(THE PROBLEM):
Isolate every line in the records below with "group" in it.

<<<<

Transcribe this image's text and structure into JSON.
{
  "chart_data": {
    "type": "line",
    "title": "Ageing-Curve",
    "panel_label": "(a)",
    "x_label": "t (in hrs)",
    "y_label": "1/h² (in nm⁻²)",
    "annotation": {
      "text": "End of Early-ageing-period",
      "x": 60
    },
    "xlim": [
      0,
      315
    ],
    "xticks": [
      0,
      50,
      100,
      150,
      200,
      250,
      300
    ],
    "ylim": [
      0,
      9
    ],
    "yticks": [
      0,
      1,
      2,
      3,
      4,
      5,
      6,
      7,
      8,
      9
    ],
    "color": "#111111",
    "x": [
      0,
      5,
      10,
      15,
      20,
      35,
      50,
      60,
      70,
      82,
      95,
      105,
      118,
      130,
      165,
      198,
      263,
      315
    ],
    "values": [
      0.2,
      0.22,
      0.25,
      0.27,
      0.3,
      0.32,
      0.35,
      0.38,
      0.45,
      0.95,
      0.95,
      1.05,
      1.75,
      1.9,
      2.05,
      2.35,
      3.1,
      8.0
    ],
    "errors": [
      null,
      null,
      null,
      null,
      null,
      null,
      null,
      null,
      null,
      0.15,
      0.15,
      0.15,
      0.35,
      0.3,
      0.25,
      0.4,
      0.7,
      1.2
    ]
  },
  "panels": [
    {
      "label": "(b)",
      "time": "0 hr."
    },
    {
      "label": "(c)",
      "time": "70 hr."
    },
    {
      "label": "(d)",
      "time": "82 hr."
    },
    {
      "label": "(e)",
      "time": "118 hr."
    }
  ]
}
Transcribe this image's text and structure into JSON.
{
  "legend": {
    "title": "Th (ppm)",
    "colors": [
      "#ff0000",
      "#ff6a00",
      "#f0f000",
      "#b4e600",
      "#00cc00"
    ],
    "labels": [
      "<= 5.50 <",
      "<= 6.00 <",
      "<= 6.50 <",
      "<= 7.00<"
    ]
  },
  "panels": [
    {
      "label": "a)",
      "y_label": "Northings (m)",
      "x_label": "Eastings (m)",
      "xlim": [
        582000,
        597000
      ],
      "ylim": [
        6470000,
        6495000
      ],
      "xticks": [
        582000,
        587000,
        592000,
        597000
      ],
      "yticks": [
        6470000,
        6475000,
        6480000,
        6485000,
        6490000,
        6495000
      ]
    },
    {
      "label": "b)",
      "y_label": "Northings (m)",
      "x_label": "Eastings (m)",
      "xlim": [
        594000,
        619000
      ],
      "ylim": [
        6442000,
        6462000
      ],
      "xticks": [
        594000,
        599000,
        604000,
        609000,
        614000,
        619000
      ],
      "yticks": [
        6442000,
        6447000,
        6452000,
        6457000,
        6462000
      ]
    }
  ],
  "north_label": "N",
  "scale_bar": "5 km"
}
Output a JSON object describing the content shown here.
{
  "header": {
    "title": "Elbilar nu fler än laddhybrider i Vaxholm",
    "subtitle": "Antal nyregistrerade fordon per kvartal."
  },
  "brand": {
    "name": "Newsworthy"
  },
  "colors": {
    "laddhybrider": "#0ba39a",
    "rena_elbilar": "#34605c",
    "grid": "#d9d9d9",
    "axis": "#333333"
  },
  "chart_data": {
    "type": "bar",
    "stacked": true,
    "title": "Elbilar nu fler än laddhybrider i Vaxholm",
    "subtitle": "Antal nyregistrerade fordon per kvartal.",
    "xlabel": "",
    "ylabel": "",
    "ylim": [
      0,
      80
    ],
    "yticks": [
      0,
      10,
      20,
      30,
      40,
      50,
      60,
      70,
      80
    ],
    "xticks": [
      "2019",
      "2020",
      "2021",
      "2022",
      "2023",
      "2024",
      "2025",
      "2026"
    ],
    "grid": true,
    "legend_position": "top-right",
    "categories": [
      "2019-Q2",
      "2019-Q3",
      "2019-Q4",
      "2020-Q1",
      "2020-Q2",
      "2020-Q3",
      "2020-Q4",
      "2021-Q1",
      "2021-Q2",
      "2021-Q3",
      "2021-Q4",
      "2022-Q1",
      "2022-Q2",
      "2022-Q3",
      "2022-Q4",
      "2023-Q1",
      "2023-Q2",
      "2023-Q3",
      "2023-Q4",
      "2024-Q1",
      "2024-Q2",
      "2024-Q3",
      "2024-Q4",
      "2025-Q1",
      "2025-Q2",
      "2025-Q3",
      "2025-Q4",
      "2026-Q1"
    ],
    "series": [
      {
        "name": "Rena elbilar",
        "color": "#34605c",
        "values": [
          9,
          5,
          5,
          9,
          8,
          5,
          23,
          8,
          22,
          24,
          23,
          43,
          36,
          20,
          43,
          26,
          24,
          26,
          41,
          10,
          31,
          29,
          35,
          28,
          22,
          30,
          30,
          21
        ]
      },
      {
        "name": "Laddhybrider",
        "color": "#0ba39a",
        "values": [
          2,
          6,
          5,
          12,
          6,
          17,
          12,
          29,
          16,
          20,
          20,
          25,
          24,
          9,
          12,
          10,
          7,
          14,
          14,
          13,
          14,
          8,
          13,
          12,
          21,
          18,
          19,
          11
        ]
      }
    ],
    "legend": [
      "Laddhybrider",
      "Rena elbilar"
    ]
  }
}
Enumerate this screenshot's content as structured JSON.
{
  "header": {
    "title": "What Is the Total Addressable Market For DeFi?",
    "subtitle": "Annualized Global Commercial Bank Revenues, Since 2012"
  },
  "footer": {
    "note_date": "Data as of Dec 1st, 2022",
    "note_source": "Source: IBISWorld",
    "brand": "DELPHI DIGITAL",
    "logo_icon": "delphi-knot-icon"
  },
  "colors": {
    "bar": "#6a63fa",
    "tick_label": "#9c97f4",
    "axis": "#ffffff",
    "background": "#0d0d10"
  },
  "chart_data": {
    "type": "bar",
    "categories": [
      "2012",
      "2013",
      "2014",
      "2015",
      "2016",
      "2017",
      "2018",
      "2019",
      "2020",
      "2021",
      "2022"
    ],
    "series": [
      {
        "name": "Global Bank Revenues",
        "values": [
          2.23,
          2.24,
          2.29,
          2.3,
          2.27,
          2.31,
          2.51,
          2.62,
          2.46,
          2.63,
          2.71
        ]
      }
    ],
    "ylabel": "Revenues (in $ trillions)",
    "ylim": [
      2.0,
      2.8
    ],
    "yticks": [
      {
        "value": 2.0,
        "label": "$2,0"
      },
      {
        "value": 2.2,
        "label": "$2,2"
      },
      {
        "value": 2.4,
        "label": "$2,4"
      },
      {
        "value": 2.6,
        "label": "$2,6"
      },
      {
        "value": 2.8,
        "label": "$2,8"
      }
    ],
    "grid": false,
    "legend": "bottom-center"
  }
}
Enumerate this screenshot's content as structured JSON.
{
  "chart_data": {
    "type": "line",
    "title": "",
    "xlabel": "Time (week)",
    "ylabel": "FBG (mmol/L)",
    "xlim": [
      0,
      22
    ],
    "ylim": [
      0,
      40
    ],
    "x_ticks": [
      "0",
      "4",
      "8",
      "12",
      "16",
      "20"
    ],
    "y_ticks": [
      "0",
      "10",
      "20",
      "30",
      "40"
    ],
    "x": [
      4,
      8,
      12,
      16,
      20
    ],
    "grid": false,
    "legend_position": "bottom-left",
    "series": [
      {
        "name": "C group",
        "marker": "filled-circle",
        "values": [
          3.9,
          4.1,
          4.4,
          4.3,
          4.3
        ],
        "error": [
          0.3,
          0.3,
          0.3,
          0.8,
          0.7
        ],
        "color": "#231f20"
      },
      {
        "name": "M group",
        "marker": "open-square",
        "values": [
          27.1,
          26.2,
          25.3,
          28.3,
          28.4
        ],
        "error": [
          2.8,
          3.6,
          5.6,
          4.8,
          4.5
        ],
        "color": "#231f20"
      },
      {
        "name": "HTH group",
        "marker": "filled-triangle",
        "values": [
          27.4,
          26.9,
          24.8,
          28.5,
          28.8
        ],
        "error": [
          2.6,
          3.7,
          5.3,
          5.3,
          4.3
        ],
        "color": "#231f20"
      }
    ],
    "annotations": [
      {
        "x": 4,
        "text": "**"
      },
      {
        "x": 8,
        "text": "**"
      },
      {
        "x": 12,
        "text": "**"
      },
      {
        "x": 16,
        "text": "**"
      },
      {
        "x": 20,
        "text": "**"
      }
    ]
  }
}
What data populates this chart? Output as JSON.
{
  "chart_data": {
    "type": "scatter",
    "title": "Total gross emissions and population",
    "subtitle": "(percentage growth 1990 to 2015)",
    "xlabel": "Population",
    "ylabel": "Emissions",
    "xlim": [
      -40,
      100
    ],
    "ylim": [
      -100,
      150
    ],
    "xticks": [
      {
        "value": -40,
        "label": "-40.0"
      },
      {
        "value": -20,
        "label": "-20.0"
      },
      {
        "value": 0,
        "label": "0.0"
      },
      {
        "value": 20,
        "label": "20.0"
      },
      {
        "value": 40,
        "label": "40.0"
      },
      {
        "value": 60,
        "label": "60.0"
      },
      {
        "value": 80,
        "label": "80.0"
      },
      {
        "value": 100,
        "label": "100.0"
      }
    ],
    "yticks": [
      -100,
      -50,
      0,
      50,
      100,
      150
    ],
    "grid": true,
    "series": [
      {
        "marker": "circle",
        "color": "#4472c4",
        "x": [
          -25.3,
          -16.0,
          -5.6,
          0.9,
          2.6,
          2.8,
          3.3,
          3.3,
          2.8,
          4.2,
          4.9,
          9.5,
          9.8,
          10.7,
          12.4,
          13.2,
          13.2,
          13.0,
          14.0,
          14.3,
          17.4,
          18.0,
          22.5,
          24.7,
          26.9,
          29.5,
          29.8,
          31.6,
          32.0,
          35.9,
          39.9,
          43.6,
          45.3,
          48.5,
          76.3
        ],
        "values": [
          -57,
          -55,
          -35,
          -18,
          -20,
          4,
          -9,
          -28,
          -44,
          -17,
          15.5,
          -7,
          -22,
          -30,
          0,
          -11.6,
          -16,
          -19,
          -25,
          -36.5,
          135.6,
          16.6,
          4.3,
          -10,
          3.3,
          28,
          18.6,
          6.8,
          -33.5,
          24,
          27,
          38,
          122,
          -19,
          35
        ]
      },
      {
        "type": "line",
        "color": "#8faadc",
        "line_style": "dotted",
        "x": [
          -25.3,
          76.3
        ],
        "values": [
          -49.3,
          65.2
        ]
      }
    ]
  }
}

>>>>

(FINAL ANSWER):
        "name": "C group",
        "name": "M group",
        "name": "HTH group",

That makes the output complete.